*Directive*.
Transcribe the full listing exactly, and drop every picture.

— begin Data to process —

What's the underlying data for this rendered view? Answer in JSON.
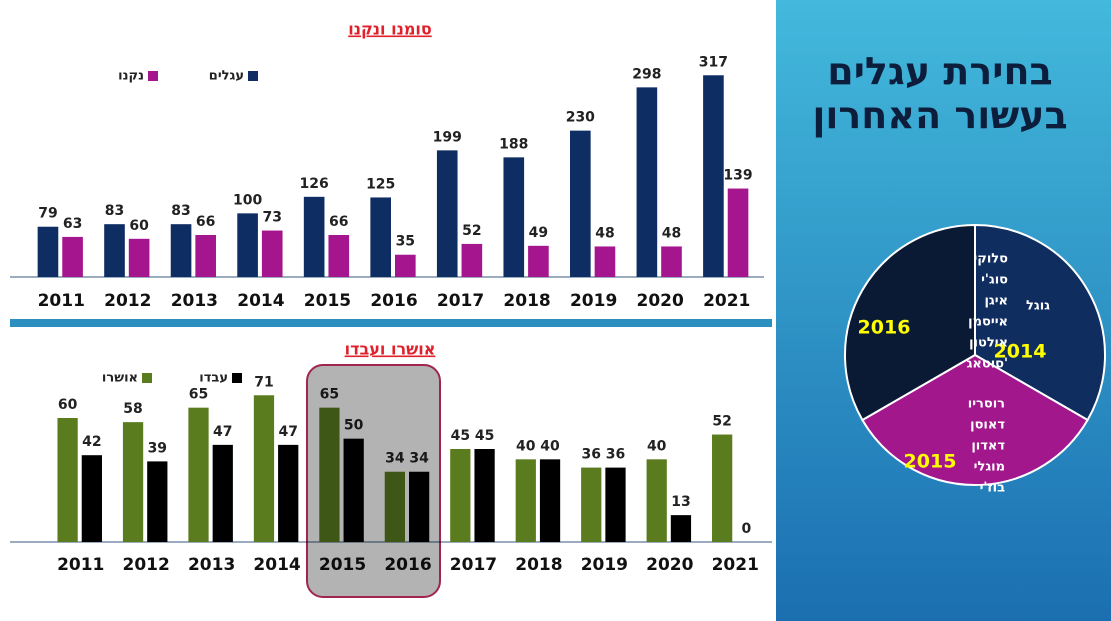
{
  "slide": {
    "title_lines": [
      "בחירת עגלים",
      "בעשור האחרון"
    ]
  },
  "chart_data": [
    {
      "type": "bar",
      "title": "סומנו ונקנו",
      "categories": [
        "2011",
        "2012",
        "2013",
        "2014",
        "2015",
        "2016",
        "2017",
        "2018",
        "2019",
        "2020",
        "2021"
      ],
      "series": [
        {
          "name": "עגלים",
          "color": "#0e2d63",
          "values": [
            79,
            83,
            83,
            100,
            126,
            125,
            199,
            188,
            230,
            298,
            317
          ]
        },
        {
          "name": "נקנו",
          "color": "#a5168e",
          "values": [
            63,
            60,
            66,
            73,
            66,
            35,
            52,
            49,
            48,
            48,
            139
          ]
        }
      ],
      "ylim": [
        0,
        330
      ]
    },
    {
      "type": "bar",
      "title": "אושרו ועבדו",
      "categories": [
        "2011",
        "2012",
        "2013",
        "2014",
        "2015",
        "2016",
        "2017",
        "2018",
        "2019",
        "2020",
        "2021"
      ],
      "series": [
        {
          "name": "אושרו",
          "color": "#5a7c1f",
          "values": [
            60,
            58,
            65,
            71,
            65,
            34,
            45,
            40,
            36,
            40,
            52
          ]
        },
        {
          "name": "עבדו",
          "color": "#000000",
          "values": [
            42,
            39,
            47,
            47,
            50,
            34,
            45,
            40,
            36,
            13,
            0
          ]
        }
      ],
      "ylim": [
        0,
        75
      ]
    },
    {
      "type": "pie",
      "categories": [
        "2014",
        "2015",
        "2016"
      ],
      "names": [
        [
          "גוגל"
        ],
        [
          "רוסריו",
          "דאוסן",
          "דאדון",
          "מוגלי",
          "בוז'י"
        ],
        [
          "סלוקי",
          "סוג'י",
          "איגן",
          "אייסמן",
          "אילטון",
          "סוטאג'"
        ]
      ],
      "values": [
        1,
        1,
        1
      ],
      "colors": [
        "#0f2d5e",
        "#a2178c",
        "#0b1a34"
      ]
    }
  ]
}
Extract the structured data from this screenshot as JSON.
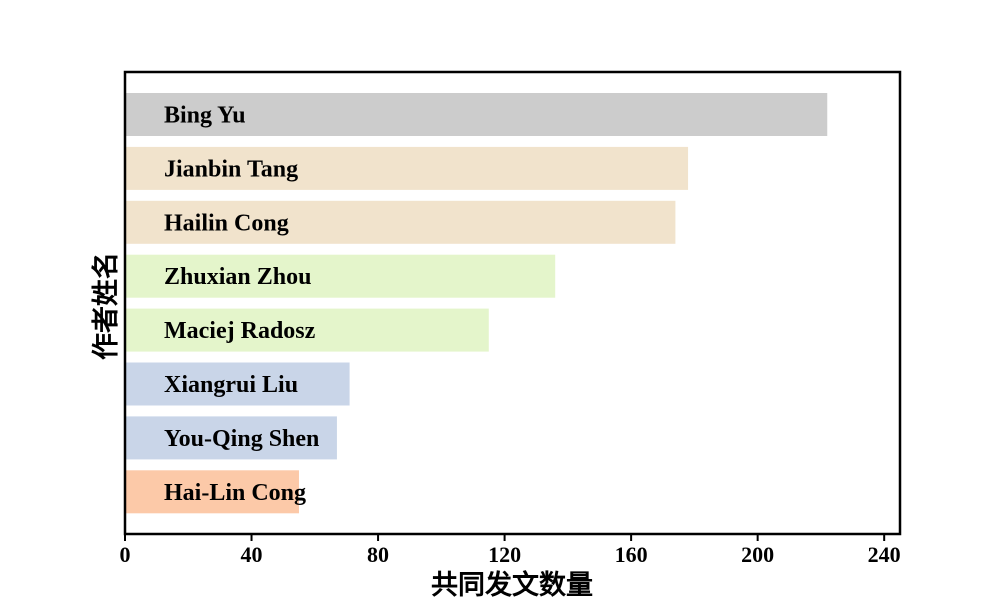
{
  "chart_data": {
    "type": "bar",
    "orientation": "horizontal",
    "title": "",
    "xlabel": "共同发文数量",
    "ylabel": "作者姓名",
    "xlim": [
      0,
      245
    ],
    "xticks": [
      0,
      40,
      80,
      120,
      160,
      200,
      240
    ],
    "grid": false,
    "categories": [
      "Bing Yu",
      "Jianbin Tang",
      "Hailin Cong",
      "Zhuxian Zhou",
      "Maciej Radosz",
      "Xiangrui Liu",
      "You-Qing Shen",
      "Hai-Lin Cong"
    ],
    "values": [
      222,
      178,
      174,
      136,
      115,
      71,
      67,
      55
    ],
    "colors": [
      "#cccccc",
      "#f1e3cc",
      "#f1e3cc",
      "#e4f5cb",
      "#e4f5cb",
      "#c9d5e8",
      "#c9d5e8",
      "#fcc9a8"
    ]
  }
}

— end Data to process —

*Complete output*.
What's the underlying data for this rendered view? Answer in JSON.
{
  "slide": {
    "title_lines": [
      "בחירת עגלים",
      "בעשור האחרון"
    ]
  },
  "chart_data": [
    {
      "type": "bar",
      "title": "סומנו ונקנו",
      "categories": [
        "2011",
        "2012",
        "2013",
        "2014",
        "2015",
        "2016",
        "2017",
        "2018",
        "2019",
        "2020",
        "2021"
      ],
      "series": [
        {
          "name": "עגלים",
          "color": "#0e2d63",
          "values": [
            79,
            83,
            83,
            100,
            126,
            125,
            199,
            188,
            230,
            298,
            317
          ]
        },
        {
          "name": "נקנו",
          "color": "#a5168e",
          "values": [
            63,
            60,
            66,
            73,
            66,
            35,
            52,
            49,
            48,
            48,
            139
          ]
        }
      ],
      "ylim": [
        0,
        330
      ]
    },
    {
      "type": "bar",
      "title": "אושרו ועבדו",
      "categories": [
        "2011",
        "2012",
        "2013",
        "2014",
        "2015",
        "2016",
        "2017",
        "2018",
        "2019",
        "2020",
        "2021"
      ],
      "series": [
        {
          "name": "אושרו",
          "color": "#5a7c1f",
          "values": [
            60,
            58,
            65,
            71,
            65,
            34,
            45,
            40,
            36,
            40,
            52
          ]
        },
        {
          "name": "עבדו",
          "color": "#000000",
          "values": [
            42,
            39,
            47,
            47,
            50,
            34,
            45,
            40,
            36,
            13,
            0
          ]
        }
      ],
      "ylim": [
        0,
        75
      ]
    },
    {
      "type": "pie",
      "categories": [
        "2014",
        "2015",
        "2016"
      ],
      "names": [
        [
          "גוגל"
        ],
        [
          "רוסריו",
          "דאוסן",
          "דאדון",
          "מוגלי",
          "בוז'י"
        ],
        [
          "סלוקי",
          "סוג'י",
          "איגן",
          "אייסמן",
          "אילטון",
          "סוטאג'"
        ]
      ],
      "values": [
        1,
        1,
        1
      ],
      "colors": [
        "#0f2d5e",
        "#a2178c",
        "#0b1a34"
      ]
    }
  ]
}
Extract the structured data from this screenshot as JSON.
{
  "chart_data": {
    "type": "bar",
    "orientation": "horizontal",
    "title": "",
    "xlabel": "共同发文数量",
    "ylabel": "作者姓名",
    "xlim": [
      0,
      245
    ],
    "xticks": [
      0,
      40,
      80,
      120,
      160,
      200,
      240
    ],
    "grid": false,
    "categories": [
      "Bing Yu",
      "Jianbin Tang",
      "Hailin Cong",
      "Zhuxian Zhou",
      "Maciej Radosz",
      "Xiangrui Liu",
      "You-Qing Shen",
      "Hai-Lin Cong"
    ],
    "values": [
      222,
      178,
      174,
      136,
      115,
      71,
      67,
      55
    ],
    "colors": [
      "#cccccc",
      "#f1e3cc",
      "#f1e3cc",
      "#e4f5cb",
      "#e4f5cb",
      "#c9d5e8",
      "#c9d5e8",
      "#fcc9a8"
    ]
  }
}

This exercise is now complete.